Записи о положении пунктов:
☆ ☆ ☆ ☆ ☆

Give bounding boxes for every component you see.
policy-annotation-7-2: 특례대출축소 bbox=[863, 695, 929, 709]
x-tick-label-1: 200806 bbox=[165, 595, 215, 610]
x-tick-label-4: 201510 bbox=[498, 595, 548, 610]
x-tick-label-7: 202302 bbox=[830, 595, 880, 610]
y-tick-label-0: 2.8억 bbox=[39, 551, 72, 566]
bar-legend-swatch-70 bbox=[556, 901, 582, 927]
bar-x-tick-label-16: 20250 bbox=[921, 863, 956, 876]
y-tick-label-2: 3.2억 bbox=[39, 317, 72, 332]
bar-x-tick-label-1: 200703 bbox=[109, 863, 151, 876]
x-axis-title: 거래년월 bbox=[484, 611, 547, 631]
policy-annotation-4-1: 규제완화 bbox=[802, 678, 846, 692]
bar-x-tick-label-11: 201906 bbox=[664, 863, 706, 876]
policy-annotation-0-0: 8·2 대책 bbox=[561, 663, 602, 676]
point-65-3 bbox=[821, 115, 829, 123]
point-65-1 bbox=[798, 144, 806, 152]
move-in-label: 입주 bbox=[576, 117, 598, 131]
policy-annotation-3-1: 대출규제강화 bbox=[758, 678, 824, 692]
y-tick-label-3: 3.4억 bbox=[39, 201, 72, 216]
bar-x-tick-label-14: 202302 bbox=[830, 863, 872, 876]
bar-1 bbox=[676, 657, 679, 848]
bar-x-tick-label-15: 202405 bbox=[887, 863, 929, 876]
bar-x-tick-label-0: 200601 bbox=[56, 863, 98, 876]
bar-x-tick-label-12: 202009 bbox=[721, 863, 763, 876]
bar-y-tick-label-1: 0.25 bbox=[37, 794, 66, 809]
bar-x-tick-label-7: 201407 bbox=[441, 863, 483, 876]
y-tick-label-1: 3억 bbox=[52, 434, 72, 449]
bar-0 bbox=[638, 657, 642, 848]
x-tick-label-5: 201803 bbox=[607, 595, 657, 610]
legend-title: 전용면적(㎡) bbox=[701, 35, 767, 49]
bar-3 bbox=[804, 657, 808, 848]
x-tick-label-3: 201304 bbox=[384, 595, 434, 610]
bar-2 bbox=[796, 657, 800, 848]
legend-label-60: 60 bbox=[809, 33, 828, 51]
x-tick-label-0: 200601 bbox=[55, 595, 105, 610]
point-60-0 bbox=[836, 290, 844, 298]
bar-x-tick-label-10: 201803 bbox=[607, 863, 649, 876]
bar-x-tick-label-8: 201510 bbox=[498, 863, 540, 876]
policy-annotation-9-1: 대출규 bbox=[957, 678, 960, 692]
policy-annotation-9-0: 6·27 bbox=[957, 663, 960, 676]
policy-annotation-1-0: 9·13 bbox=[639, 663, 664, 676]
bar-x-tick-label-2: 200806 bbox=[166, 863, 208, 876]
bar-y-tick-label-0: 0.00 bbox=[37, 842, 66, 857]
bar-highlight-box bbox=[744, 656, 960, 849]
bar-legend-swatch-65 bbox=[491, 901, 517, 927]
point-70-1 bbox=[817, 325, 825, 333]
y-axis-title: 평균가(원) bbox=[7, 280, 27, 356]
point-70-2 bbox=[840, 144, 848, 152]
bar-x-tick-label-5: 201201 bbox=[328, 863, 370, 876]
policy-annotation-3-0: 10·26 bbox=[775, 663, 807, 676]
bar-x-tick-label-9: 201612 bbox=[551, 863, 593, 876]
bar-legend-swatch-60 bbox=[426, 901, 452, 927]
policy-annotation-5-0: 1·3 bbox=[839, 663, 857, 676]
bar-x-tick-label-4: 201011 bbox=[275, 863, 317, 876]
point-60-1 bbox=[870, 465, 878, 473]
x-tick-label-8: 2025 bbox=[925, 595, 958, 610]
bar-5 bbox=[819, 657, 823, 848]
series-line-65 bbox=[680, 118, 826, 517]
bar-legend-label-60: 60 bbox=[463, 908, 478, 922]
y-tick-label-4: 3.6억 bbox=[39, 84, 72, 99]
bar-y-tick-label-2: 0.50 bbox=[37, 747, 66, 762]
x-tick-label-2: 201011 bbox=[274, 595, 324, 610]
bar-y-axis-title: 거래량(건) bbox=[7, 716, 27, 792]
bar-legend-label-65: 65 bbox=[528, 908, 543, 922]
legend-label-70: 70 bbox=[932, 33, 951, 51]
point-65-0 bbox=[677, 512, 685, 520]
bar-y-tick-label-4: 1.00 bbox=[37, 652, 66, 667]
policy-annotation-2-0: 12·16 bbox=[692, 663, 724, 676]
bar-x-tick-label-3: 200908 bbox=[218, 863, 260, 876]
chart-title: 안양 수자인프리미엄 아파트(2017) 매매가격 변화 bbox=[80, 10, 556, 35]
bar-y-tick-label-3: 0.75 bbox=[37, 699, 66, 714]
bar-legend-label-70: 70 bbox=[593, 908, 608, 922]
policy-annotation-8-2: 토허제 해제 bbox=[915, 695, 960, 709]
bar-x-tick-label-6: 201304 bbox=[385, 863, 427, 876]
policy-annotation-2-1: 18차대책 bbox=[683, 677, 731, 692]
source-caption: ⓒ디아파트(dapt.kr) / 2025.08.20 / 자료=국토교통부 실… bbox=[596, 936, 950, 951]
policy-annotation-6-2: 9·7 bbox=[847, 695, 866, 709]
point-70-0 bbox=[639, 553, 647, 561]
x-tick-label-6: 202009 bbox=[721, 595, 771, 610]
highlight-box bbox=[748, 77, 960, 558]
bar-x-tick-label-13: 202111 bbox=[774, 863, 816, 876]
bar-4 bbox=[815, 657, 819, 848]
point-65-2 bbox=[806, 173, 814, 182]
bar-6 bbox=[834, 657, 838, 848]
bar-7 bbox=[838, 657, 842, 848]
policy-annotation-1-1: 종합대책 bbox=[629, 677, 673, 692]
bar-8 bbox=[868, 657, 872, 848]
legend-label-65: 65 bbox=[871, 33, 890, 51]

☆ ☆ ☆ ☆ ☆

Задание: Продублируйте все приведенные выше пункты строка за строкой, ничего не меняя.

Ответ:
Give bounding boxes for every component you see.
policy-annotation-7-2: 특례대출축소 bbox=[863, 695, 929, 709]
x-tick-label-1: 200806 bbox=[165, 595, 215, 610]
x-tick-label-4: 201510 bbox=[498, 595, 548, 610]
x-tick-label-7: 202302 bbox=[830, 595, 880, 610]
y-tick-label-0: 2.8억 bbox=[39, 551, 72, 566]
bar-legend-swatch-70 bbox=[556, 901, 582, 927]
bar-x-tick-label-16: 20250 bbox=[921, 863, 956, 876]
y-tick-label-2: 3.2억 bbox=[39, 317, 72, 332]
bar-x-tick-label-1: 200703 bbox=[109, 863, 151, 876]
x-axis-title: 거래년월 bbox=[484, 611, 547, 631]
policy-annotation-4-1: 규제완화 bbox=[802, 678, 846, 692]
bar-x-tick-label-11: 201906 bbox=[664, 863, 706, 876]
policy-annotation-0-0: 8·2 대책 bbox=[561, 663, 602, 676]
point-65-3 bbox=[821, 115, 829, 123]
point-65-1 bbox=[798, 144, 806, 152]
move-in-label: 입주 bbox=[576, 117, 598, 131]
policy-annotation-3-1: 대출규제강화 bbox=[758, 678, 824, 692]
y-tick-label-3: 3.4억 bbox=[39, 201, 72, 216]
bar-x-tick-label-14: 202302 bbox=[830, 863, 872, 876]
bar-1 bbox=[676, 657, 679, 848]
bar-x-tick-label-15: 202405 bbox=[887, 863, 929, 876]
bar-x-tick-label-0: 200601 bbox=[56, 863, 98, 876]
bar-x-tick-label-12: 202009 bbox=[721, 863, 763, 876]
bar-y-tick-label-1: 0.25 bbox=[37, 794, 66, 809]
bar-x-tick-label-7: 201407 bbox=[441, 863, 483, 876]
y-tick-label-1: 3억 bbox=[52, 434, 72, 449]
bar-0 bbox=[638, 657, 642, 848]
x-tick-label-5: 201803 bbox=[607, 595, 657, 610]
legend-title: 전용면적(㎡) bbox=[701, 35, 767, 49]
bar-3 bbox=[804, 657, 808, 848]
x-tick-label-3: 201304 bbox=[384, 595, 434, 610]
bar-2 bbox=[796, 657, 800, 848]
legend-label-60: 60 bbox=[809, 33, 828, 51]
x-tick-label-0: 200601 bbox=[55, 595, 105, 610]
point-60-0 bbox=[836, 290, 844, 298]
bar-x-tick-label-10: 201803 bbox=[607, 863, 649, 876]
bar-x-tick-label-8: 201510 bbox=[498, 863, 540, 876]
policy-annotation-9-1: 대출규 bbox=[957, 678, 960, 692]
policy-annotation-9-0: 6·27 bbox=[957, 663, 960, 676]
policy-annotation-1-0: 9·13 bbox=[639, 663, 664, 676]
bar-x-tick-label-2: 200806 bbox=[166, 863, 208, 876]
bar-y-tick-label-0: 0.00 bbox=[37, 842, 66, 857]
bar-highlight-box bbox=[744, 656, 960, 849]
bar-legend-swatch-65 bbox=[491, 901, 517, 927]
point-70-1 bbox=[817, 325, 825, 333]
y-axis-title: 평균가(원) bbox=[7, 280, 27, 356]
point-70-2 bbox=[840, 144, 848, 152]
bar-x-tick-label-5: 201201 bbox=[328, 863, 370, 876]
policy-annotation-3-0: 10·26 bbox=[775, 663, 807, 676]
bar-x-tick-label-9: 201612 bbox=[551, 863, 593, 876]
bar-legend-swatch-60 bbox=[426, 901, 452, 927]
policy-annotation-5-0: 1·3 bbox=[839, 663, 857, 676]
bar-x-tick-label-4: 201011 bbox=[275, 863, 317, 876]
point-60-1 bbox=[870, 465, 878, 473]
x-tick-label-8: 2025 bbox=[925, 595, 958, 610]
bar-5 bbox=[819, 657, 823, 848]
series-line-65 bbox=[680, 118, 826, 517]
bar-legend-label-60: 60 bbox=[463, 908, 478, 922]
y-tick-label-4: 3.6억 bbox=[39, 84, 72, 99]
bar-y-tick-label-2: 0.50 bbox=[37, 747, 66, 762]
x-tick-label-2: 201011 bbox=[274, 595, 324, 610]
bar-y-axis-title: 거래량(건) bbox=[7, 716, 27, 792]
bar-legend-label-65: 65 bbox=[528, 908, 543, 922]
legend-label-70: 70 bbox=[932, 33, 951, 51]
point-65-0 bbox=[677, 512, 685, 520]
bar-y-tick-label-4: 1.00 bbox=[37, 652, 66, 667]
policy-annotation-2-0: 12·16 bbox=[692, 663, 724, 676]
bar-x-tick-label-3: 200908 bbox=[218, 863, 260, 876]
chart-title: 안양 수자인프리미엄 아파트(2017) 매매가격 변화 bbox=[80, 10, 556, 35]
bar-y-tick-label-3: 0.75 bbox=[37, 699, 66, 714]
bar-legend-label-70: 70 bbox=[593, 908, 608, 922]
policy-annotation-8-2: 토허제 해제 bbox=[915, 695, 960, 709]
bar-x-tick-label-6: 201304 bbox=[385, 863, 427, 876]
policy-annotation-2-1: 18차대책 bbox=[683, 677, 731, 692]
source-caption: ⓒ디아파트(dapt.kr) / 2025.08.20 / 자료=국토교통부 실… bbox=[596, 936, 950, 951]
policy-annotation-6-2: 9·7 bbox=[847, 695, 866, 709]
point-70-0 bbox=[639, 553, 647, 561]
x-tick-label-6: 202009 bbox=[721, 595, 771, 610]
highlight-box bbox=[748, 77, 960, 558]
bar-x-tick-label-13: 202111 bbox=[774, 863, 816, 876]
bar-4 bbox=[815, 657, 819, 848]
point-65-2 bbox=[806, 173, 814, 182]
bar-6 bbox=[834, 657, 838, 848]
bar-7 bbox=[838, 657, 842, 848]
policy-annotation-1-1: 종합대책 bbox=[629, 677, 673, 692]
bar-8 bbox=[868, 657, 872, 848]
legend-label-65: 65 bbox=[871, 33, 890, 51]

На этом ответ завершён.